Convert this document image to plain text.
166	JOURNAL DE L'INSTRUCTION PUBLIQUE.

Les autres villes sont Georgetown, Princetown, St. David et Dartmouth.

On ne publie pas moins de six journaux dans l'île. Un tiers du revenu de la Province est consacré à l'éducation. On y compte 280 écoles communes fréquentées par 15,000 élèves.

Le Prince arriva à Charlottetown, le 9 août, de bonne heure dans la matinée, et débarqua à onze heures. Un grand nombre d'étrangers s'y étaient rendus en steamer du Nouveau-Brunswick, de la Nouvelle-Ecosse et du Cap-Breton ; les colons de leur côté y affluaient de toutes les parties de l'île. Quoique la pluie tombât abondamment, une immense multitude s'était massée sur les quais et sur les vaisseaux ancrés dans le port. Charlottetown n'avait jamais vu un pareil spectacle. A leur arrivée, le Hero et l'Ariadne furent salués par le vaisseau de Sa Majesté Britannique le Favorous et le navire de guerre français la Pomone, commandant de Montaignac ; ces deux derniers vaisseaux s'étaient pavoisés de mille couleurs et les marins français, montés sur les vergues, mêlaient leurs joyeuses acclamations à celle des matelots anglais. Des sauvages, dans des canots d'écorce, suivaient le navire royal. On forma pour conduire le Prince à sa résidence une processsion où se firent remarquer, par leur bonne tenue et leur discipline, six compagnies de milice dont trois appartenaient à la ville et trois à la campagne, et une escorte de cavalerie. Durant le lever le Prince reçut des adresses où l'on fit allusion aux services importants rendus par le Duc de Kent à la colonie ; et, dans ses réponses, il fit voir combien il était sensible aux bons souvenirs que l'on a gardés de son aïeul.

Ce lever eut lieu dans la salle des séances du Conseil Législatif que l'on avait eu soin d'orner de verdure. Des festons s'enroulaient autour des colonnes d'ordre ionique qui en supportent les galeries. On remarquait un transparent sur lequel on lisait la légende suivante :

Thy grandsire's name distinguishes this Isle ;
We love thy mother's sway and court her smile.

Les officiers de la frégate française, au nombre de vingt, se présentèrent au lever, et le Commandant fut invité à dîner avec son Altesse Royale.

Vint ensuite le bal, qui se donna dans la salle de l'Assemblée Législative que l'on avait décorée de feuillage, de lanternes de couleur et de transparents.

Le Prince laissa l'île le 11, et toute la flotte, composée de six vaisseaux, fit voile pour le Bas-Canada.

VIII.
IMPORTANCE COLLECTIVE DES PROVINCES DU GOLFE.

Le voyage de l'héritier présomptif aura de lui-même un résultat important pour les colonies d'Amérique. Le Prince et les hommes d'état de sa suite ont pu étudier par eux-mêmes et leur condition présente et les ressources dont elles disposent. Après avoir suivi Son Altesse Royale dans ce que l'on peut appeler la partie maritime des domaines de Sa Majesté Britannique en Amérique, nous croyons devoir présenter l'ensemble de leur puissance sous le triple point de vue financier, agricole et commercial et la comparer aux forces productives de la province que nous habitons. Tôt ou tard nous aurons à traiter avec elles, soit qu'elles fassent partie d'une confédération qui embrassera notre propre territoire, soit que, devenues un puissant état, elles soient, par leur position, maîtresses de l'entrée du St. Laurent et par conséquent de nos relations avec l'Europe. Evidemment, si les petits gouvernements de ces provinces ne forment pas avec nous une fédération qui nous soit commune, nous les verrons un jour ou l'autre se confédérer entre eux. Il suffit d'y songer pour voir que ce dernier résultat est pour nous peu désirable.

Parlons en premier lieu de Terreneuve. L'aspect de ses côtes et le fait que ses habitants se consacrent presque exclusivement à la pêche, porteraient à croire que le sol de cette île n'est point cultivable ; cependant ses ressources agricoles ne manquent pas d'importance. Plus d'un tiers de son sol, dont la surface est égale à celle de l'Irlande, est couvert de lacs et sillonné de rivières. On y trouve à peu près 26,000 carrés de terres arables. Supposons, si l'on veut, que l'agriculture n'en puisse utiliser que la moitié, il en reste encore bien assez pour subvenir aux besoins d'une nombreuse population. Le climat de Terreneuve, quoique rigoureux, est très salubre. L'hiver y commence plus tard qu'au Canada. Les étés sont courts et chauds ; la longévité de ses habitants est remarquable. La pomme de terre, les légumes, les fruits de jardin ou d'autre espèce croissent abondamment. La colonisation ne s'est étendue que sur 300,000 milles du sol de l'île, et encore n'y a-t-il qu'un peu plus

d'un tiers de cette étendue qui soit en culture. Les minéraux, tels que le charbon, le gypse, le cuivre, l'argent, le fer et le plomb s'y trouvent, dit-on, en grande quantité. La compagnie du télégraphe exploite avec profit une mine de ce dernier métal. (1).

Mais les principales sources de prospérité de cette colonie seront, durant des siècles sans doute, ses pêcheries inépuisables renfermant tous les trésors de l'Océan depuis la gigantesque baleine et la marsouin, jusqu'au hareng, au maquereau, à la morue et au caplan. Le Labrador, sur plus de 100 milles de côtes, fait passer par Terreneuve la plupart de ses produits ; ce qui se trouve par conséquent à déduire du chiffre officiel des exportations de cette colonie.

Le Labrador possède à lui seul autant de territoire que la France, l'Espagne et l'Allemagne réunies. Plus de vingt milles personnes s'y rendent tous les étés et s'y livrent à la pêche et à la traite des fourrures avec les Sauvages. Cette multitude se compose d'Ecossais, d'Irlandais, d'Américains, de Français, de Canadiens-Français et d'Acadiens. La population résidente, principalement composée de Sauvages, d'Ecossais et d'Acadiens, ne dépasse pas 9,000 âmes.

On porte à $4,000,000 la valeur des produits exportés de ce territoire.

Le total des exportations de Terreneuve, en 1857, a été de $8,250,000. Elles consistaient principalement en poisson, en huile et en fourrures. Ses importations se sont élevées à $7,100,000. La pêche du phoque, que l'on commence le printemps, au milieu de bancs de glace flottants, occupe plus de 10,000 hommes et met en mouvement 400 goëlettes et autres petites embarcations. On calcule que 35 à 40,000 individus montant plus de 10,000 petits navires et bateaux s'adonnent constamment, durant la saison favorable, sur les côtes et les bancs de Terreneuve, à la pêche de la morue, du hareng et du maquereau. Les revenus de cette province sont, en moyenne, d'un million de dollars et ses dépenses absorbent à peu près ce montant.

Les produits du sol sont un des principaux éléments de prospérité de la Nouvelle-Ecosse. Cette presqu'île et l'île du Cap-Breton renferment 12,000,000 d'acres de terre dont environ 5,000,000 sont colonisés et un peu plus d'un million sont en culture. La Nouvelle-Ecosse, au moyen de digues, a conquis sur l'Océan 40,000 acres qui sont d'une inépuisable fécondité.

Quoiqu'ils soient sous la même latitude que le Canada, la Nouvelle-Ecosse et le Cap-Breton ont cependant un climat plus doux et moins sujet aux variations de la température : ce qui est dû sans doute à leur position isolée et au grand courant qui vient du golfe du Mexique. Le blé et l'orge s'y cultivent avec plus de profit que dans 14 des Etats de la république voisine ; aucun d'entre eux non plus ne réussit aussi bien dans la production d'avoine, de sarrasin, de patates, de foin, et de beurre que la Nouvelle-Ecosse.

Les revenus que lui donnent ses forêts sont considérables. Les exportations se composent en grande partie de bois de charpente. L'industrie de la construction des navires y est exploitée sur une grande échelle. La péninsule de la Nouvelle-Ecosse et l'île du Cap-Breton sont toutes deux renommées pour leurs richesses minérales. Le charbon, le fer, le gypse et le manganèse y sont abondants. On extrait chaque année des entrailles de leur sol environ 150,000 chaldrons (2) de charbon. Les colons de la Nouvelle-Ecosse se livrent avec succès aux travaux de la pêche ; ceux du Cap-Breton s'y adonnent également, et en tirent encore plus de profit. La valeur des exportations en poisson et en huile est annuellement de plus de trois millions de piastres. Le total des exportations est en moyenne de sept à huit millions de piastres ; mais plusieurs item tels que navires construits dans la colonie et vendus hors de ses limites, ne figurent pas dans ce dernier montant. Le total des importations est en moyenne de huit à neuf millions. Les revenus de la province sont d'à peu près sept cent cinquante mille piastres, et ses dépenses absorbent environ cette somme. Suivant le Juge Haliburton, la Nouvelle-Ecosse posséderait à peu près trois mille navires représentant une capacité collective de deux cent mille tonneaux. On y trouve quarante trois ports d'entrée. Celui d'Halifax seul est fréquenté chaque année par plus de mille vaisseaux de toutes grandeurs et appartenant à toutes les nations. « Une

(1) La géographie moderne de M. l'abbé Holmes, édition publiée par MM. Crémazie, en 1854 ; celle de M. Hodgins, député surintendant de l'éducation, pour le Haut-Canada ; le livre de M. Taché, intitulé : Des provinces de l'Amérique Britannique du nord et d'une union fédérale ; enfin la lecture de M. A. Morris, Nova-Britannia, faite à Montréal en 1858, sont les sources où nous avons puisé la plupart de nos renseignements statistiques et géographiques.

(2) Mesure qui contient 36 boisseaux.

# # # #

(The exercise):
Pick out and copy every line that contains the word "this".

(Final result):
Convert this document image to plain text.
Thy grandsire's name distinguishes this Isle ;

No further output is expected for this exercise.